-- Start --

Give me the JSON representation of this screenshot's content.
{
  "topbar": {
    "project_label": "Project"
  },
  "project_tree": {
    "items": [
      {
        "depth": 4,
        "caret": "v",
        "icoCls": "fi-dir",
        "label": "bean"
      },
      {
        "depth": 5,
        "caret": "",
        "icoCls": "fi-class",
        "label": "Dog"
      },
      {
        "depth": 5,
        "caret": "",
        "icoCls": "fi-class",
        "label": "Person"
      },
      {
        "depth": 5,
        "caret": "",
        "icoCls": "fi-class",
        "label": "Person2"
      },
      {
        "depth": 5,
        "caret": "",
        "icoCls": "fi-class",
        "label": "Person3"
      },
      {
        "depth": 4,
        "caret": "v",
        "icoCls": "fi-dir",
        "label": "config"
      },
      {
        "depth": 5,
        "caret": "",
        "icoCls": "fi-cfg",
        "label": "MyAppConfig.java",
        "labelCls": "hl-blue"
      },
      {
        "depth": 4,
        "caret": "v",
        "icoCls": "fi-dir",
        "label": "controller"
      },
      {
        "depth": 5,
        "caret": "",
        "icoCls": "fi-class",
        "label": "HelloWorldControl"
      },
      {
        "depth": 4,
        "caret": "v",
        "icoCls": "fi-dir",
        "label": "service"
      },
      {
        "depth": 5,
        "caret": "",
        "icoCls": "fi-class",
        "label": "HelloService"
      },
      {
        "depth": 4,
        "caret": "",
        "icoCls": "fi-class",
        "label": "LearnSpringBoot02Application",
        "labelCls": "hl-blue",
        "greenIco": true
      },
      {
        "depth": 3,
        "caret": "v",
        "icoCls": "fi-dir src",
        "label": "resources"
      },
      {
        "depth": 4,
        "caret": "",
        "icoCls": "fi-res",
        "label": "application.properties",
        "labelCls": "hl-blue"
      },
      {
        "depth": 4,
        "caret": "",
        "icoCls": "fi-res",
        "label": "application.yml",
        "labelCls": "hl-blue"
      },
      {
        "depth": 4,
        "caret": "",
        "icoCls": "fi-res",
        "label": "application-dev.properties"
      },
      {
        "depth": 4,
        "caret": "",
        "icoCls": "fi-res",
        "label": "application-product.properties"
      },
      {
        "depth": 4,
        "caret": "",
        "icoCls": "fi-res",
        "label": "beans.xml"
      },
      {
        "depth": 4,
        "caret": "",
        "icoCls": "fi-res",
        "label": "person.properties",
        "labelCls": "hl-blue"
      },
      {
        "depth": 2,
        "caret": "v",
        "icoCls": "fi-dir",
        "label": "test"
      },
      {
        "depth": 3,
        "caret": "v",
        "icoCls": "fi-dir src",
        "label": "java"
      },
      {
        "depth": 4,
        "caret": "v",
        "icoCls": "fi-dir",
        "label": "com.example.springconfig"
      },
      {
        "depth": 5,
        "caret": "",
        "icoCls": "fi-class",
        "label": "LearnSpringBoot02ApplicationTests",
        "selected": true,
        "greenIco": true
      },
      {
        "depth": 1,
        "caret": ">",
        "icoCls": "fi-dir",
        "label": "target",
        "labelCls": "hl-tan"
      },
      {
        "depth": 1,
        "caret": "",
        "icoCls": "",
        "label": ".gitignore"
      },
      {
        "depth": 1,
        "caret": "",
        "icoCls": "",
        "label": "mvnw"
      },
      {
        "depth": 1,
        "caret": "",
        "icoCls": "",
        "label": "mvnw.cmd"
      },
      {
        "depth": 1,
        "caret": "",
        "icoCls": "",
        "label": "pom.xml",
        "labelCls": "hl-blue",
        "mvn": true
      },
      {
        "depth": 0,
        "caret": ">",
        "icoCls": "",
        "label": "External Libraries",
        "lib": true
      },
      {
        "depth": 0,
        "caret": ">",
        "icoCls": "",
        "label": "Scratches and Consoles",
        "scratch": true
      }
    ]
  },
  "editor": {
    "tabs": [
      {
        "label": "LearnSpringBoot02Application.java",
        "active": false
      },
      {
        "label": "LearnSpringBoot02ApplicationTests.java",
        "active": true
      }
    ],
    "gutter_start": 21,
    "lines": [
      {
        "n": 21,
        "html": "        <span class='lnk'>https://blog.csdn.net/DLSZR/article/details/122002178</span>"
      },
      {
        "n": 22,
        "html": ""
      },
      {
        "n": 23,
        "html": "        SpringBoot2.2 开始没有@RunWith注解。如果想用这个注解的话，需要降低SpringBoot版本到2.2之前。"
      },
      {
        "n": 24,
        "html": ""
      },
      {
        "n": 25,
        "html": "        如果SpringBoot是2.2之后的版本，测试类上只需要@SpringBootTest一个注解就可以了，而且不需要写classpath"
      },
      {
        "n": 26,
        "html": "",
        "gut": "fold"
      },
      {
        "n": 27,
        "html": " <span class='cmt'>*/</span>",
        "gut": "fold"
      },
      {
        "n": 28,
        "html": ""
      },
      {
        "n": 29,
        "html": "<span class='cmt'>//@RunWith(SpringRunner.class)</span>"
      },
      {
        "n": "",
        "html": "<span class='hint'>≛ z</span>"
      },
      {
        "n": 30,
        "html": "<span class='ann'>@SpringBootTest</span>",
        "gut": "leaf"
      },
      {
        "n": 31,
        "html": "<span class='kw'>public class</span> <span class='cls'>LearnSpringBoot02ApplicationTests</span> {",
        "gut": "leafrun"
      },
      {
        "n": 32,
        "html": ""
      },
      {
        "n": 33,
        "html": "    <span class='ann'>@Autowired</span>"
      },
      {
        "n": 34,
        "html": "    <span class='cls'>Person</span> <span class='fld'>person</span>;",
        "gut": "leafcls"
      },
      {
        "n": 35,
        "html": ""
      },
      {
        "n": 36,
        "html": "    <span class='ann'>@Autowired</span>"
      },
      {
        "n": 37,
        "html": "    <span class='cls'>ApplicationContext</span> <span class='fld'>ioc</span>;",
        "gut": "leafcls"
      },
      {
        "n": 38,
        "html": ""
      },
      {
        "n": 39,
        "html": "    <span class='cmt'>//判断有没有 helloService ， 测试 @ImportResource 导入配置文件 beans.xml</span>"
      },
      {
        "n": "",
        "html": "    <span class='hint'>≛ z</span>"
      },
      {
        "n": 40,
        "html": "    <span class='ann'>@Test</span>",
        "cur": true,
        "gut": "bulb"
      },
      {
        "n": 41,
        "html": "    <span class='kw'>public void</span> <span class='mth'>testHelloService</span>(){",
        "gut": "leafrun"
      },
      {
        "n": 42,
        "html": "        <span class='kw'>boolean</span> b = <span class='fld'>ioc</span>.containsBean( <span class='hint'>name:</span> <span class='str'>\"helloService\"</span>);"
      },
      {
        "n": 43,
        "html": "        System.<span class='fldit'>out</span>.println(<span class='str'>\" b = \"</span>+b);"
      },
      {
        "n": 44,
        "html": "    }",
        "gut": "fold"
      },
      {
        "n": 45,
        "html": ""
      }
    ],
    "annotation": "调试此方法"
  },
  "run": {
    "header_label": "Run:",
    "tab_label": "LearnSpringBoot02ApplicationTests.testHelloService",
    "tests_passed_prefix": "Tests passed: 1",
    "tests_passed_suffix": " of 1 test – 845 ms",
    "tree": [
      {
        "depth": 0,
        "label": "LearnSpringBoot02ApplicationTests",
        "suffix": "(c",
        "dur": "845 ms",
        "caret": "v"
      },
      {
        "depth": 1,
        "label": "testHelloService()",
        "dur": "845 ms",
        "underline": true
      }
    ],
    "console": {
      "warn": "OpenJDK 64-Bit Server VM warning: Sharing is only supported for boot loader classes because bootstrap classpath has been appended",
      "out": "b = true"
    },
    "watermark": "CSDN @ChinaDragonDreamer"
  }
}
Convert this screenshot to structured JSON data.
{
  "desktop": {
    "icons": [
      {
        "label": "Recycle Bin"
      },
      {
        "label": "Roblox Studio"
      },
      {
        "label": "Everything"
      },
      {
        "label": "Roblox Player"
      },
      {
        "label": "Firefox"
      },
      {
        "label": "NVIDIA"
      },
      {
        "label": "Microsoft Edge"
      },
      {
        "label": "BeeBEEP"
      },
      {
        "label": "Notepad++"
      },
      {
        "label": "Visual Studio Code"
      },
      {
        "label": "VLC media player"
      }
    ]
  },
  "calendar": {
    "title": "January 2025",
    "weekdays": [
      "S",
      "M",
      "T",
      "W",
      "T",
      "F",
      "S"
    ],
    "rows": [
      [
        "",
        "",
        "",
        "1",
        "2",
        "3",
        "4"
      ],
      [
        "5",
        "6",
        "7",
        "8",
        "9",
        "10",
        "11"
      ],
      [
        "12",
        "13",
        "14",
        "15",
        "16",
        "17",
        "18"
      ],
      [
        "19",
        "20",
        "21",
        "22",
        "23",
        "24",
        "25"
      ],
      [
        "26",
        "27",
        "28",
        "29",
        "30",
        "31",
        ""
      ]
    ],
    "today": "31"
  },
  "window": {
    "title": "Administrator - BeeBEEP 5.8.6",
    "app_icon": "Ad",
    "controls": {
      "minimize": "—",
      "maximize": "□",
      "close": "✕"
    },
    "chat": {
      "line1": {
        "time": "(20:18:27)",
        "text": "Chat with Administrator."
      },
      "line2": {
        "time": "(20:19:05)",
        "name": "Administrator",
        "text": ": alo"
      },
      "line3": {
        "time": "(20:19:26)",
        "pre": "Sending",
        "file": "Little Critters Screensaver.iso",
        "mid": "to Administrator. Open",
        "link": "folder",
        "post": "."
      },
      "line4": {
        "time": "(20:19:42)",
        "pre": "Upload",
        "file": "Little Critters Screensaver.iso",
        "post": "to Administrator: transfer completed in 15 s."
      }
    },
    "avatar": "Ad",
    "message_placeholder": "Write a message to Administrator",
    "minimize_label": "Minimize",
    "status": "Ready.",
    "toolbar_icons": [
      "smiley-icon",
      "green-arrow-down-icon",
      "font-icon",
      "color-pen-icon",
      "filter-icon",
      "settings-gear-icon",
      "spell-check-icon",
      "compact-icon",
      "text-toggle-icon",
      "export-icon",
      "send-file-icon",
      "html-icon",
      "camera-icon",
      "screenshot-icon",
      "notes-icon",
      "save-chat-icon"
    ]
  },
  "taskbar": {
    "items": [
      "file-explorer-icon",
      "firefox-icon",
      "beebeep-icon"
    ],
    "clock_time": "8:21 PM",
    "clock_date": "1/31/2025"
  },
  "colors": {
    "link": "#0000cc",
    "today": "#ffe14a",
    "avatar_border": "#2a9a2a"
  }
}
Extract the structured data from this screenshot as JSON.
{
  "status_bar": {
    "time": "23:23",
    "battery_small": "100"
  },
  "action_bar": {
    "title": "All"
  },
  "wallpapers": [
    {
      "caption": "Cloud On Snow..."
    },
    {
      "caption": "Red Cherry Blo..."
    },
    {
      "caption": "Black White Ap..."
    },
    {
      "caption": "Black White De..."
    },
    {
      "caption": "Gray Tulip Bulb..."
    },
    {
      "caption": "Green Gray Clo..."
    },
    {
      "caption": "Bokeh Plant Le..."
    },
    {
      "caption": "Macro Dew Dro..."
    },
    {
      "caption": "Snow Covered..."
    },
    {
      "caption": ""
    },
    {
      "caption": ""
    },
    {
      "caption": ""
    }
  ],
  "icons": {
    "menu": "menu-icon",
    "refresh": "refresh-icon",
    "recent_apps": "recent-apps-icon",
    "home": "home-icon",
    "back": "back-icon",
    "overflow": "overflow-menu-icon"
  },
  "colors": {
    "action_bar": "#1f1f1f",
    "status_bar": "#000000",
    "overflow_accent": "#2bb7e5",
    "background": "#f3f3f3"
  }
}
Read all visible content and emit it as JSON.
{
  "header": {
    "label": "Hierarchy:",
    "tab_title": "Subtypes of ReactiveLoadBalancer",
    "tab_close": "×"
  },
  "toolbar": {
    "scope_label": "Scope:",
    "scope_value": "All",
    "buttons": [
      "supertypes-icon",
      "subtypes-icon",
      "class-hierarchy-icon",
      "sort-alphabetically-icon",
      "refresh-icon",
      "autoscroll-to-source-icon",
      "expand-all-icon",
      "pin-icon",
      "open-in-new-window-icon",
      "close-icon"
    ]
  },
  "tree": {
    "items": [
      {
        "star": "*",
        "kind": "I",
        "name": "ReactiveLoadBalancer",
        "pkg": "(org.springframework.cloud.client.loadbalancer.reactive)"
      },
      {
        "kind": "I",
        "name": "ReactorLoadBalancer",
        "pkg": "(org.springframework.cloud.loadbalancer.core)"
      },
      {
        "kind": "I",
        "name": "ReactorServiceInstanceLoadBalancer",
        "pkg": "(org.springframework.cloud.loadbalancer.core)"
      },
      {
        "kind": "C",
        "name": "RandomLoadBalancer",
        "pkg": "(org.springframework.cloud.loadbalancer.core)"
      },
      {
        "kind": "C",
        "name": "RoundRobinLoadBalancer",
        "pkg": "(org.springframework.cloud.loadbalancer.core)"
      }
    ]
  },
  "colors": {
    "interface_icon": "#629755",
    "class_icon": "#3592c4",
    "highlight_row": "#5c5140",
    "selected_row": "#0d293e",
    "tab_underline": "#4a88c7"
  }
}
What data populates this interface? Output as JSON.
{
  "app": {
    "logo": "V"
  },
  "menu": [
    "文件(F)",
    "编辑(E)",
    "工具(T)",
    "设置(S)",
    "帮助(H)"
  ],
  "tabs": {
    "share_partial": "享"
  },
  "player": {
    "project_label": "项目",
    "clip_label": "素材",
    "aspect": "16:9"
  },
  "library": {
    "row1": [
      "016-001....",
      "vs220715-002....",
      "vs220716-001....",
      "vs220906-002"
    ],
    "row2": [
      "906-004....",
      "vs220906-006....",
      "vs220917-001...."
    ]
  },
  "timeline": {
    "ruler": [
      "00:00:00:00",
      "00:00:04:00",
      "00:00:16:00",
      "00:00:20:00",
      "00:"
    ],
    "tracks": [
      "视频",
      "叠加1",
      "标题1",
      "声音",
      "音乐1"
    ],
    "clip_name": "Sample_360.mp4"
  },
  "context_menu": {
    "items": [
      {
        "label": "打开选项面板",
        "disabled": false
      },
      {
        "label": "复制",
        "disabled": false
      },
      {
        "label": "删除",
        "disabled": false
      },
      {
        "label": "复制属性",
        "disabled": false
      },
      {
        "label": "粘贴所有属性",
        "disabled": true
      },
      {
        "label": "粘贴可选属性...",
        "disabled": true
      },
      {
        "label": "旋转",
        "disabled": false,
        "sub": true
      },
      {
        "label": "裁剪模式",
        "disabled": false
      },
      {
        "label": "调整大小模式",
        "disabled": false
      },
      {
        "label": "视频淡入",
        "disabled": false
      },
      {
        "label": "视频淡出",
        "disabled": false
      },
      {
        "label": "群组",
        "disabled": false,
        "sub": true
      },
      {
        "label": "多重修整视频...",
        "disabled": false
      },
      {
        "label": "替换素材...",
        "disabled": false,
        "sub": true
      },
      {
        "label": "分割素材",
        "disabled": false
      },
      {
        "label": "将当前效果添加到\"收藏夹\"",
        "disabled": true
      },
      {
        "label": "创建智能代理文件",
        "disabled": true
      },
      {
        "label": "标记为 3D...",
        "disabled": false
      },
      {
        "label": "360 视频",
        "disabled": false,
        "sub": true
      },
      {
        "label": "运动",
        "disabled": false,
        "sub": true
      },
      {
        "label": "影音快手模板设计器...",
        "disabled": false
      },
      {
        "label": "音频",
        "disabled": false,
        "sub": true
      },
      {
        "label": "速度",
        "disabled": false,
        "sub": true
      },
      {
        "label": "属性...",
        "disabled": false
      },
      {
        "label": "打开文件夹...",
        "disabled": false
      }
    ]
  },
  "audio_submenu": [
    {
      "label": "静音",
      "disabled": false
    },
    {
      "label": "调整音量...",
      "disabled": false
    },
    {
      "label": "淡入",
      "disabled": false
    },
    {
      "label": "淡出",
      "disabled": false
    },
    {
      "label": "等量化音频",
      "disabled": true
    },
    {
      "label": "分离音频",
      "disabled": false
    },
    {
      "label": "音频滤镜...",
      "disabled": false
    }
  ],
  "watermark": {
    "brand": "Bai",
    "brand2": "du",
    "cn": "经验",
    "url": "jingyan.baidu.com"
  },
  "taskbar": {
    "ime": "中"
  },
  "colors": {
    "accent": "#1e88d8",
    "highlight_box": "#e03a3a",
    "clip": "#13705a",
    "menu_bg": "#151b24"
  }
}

-- End --

## GIVEN PROBLEM
Check each line of the entries above, and show every one holding the word "caption".

## EXERCISE RESPONSE
      "caption": "Cloud On Snow..."
      "caption": "Red Cherry Blo..."
      "caption": "Black White Ap..."
      "caption": "Black White De..."
      "caption": "Gray Tulip Bulb..."
      "caption": "Green Gray Clo..."
      "caption": "Bokeh Plant Le..."
      "caption": "Macro Dew Dro..."
      "caption": "Snow Covered..."
      "caption": ""
      "caption": ""
      "caption": ""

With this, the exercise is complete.